[Start of Attachment]

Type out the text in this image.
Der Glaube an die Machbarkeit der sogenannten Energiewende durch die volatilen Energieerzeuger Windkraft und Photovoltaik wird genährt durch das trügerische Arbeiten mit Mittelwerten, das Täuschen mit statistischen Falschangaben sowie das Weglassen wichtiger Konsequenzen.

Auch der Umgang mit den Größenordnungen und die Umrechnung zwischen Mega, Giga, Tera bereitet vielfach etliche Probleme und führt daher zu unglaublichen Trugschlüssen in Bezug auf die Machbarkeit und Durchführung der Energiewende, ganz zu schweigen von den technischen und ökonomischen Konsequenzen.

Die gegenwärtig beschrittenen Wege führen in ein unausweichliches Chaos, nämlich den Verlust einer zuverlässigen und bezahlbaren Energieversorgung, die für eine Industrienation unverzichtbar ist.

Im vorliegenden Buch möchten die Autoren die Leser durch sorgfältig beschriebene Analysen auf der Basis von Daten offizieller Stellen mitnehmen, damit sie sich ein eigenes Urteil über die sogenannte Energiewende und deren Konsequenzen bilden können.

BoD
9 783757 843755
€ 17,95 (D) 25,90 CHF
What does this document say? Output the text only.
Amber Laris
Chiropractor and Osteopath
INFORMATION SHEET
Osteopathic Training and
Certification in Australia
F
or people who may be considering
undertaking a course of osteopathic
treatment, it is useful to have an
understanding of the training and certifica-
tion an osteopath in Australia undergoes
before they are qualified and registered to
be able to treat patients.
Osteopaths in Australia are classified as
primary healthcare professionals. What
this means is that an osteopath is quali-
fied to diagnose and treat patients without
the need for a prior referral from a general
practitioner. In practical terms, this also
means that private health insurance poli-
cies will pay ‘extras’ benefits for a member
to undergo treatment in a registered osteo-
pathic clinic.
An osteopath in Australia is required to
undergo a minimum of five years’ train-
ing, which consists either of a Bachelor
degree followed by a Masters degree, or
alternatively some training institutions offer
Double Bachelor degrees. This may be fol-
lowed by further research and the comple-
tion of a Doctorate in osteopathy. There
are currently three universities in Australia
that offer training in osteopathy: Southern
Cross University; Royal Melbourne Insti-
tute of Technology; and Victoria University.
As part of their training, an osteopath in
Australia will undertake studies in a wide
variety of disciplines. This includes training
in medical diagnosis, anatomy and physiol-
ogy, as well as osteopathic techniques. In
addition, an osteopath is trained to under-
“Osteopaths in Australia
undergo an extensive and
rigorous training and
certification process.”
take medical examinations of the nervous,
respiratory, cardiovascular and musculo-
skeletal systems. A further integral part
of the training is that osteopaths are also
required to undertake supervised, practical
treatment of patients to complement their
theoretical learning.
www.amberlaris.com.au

[End of Attachment]

Word for word, transcribe all of the records.

Type out the text in this image.
Der Glaube an die Machbarkeit der sogenannten Energiewende durch die volatilen Energieerzeuger Windkraft und Photovoltaik wird genährt durch das trügerische Arbeiten mit Mittelwerten, das Täuschen mit statistischen Falschangaben sowie das Weglassen wichtiger Konsequenzen.

Auch der Umgang mit den Größenordnungen und die Umrechnung zwischen Mega, Giga, Tera bereitet vielfach etliche Probleme und führt daher zu unglaublichen Trugschlüssen in Bezug auf die Machbarkeit und Durchführung der Energiewende, ganz zu schweigen von den technischen und ökonomischen Konsequenzen.

Die gegenwärtig beschrittenen Wege führen in ein unausweichliches Chaos, nämlich den Verlust einer zuverlässigen und bezahlbaren Energieversorgung, die für eine Industrienation unverzichtbar ist.

Im vorliegenden Buch möchten die Autoren die Leser durch sorgfältig beschriebene Analysen auf der Basis von Daten offizieller Stellen mitnehmen, damit sie sich ein eigenes Urteil über die sogenannte Energiewende und deren Konsequenzen bilden können.

BoD
9 783757 843755
€ 17,95 (D) 25,90 CHF
What does this document say? Output the text only.
Amber Laris
Chiropractor and Osteopath
INFORMATION SHEET
Osteopathic Training and
Certification in Australia
F
or people who may be considering
undertaking a course of osteopathic
treatment, it is useful to have an
understanding of the training and certifica-
tion an osteopath in Australia undergoes
before they are qualified and registered to
be able to treat patients.
Osteopaths in Australia are classified as
primary healthcare professionals. What
this means is that an osteopath is quali-
fied to diagnose and treat patients without
the need for a prior referral from a general
practitioner. In practical terms, this also
means that private health insurance poli-
cies will pay ‘extras’ benefits for a member
to undergo treatment in a registered osteo-
pathic clinic.
An osteopath in Australia is required to
undergo a minimum of five years’ train-
ing, which consists either of a Bachelor
degree followed by a Masters degree, or
alternatively some training institutions offer
Double Bachelor degrees. This may be fol-
lowed by further research and the comple-
tion of a Doctorate in osteopathy. There
are currently three universities in Australia
that offer training in osteopathy: Southern
Cross University; Royal Melbourne Insti-
tute of Technology; and Victoria University.
As part of their training, an osteopath in
Australia will undertake studies in a wide
variety of disciplines. This includes training
in medical diagnosis, anatomy and physiol-
ogy, as well as osteopathic techniques. In
addition, an osteopath is trained to under-
“Osteopaths in Australia
undergo an extensive and
rigorous training and
certification process.”
take medical examinations of the nervous,
respiratory, cardiovascular and musculo-
skeletal systems. A further integral part
of the training is that osteopaths are also
required to undertake supervised, practical
treatment of patients to complement their
theoretical learning.
www.amberlaris.com.au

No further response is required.